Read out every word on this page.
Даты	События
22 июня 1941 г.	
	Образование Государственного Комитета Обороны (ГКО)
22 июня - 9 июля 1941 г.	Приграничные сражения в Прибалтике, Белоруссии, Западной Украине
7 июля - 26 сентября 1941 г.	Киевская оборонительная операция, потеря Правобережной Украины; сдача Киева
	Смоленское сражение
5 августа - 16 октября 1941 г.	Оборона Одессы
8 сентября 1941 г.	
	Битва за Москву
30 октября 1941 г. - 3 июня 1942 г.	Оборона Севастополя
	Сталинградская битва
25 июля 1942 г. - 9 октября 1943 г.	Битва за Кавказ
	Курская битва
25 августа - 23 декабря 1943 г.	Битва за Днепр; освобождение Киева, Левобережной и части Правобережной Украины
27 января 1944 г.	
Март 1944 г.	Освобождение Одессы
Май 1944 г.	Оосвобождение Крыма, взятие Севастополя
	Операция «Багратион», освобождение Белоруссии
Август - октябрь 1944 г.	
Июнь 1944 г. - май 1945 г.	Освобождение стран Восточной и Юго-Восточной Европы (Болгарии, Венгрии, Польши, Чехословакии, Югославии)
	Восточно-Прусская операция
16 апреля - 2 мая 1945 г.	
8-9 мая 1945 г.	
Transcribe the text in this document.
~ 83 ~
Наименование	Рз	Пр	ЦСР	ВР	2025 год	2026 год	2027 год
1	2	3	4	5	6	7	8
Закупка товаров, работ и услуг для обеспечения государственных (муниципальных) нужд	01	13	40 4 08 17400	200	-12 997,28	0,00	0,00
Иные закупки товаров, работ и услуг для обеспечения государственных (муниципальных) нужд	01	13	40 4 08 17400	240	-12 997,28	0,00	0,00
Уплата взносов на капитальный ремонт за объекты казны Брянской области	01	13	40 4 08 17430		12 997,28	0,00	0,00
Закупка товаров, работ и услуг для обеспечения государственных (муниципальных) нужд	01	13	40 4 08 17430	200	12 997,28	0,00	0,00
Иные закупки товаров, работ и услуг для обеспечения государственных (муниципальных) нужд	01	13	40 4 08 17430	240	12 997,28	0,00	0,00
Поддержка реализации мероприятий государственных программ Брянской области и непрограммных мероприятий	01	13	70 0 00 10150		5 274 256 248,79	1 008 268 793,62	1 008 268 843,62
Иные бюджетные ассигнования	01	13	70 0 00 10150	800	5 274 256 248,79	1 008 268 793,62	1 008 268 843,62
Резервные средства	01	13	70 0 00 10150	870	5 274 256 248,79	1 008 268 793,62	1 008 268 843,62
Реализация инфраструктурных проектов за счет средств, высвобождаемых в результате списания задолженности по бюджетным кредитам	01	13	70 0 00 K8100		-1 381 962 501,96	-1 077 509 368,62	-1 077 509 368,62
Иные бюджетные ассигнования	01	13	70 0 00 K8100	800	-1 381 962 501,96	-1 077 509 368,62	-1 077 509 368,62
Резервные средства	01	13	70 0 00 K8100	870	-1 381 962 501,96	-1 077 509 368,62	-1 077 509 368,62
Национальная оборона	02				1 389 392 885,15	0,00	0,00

++++++++++++++++++++

Write out every line from the records above, word for word.

Read out every word on this page.
Даты	События
22 июня 1941 г.	
	Образование Государственного Комитета Обороны (ГКО)
22 июня - 9 июля 1941 г.	Приграничные сражения в Прибалтике, Белоруссии, Западной Украине
7 июля - 26 сентября 1941 г.	Киевская оборонительная операция, потеря Правобережной Украины; сдача Киева
	Смоленское сражение
5 августа - 16 октября 1941 г.	Оборона Одессы
8 сентября 1941 г.	
	Битва за Москву
30 октября 1941 г. - 3 июня 1942 г.	Оборона Севастополя
	Сталинградская битва
25 июля 1942 г. - 9 октября 1943 г.	Битва за Кавказ
	Курская битва
25 августа - 23 декабря 1943 г.	Битва за Днепр; освобождение Киева, Левобережной и части Правобережной Украины
27 января 1944 г.	
Март 1944 г.	Освобождение Одессы
Май 1944 г.	Оосвобождение Крыма, взятие Севастополя
	Операция «Багратион», освобождение Белоруссии
Август - октябрь 1944 г.	
Июнь 1944 г. - май 1945 г.	Освобождение стран Восточной и Юго-Восточной Европы (Болгарии, Венгрии, Польши, Чехословакии, Югославии)
	Восточно-Прусская операция
16 апреля - 2 мая 1945 г.	
8-9 мая 1945 г.	
Transcribe the text in this document.
~ 83 ~
Наименование	Рз	Пр	ЦСР	ВР	2025 год	2026 год	2027 год
1	2	3	4	5	6	7	8
Закупка товаров, работ и услуг для обеспечения государственных (муниципальных) нужд	01	13	40 4 08 17400	200	-12 997,28	0,00	0,00
Иные закупки товаров, работ и услуг для обеспечения государственных (муниципальных) нужд	01	13	40 4 08 17400	240	-12 997,28	0,00	0,00
Уплата взносов на капитальный ремонт за объекты казны Брянской области	01	13	40 4 08 17430		12 997,28	0,00	0,00
Закупка товаров, работ и услуг для обеспечения государственных (муниципальных) нужд	01	13	40 4 08 17430	200	12 997,28	0,00	0,00
Иные закупки товаров, работ и услуг для обеспечения государственных (муниципальных) нужд	01	13	40 4 08 17430	240	12 997,28	0,00	0,00
Поддержка реализации мероприятий государственных программ Брянской области и непрограммных мероприятий	01	13	70 0 00 10150		5 274 256 248,79	1 008 268 793,62	1 008 268 843,62
Иные бюджетные ассигнования	01	13	70 0 00 10150	800	5 274 256 248,79	1 008 268 793,62	1 008 268 843,62
Резервные средства	01	13	70 0 00 10150	870	5 274 256 248,79	1 008 268 793,62	1 008 268 843,62
Реализация инфраструктурных проектов за счет средств, высвобождаемых в результате списания задолженности по бюджетным кредитам	01	13	70 0 00 K8100		-1 381 962 501,96	-1 077 509 368,62	-1 077 509 368,62
Иные бюджетные ассигнования	01	13	70 0 00 K8100	800	-1 381 962 501,96	-1 077 509 368,62	-1 077 509 368,62
Резервные средства	01	13	70 0 00 K8100	870	-1 381 962 501,96	-1 077 509 368,62	-1 077 509 368,62
Национальная оборона	02				1 389 392 885,15	0,00	0,00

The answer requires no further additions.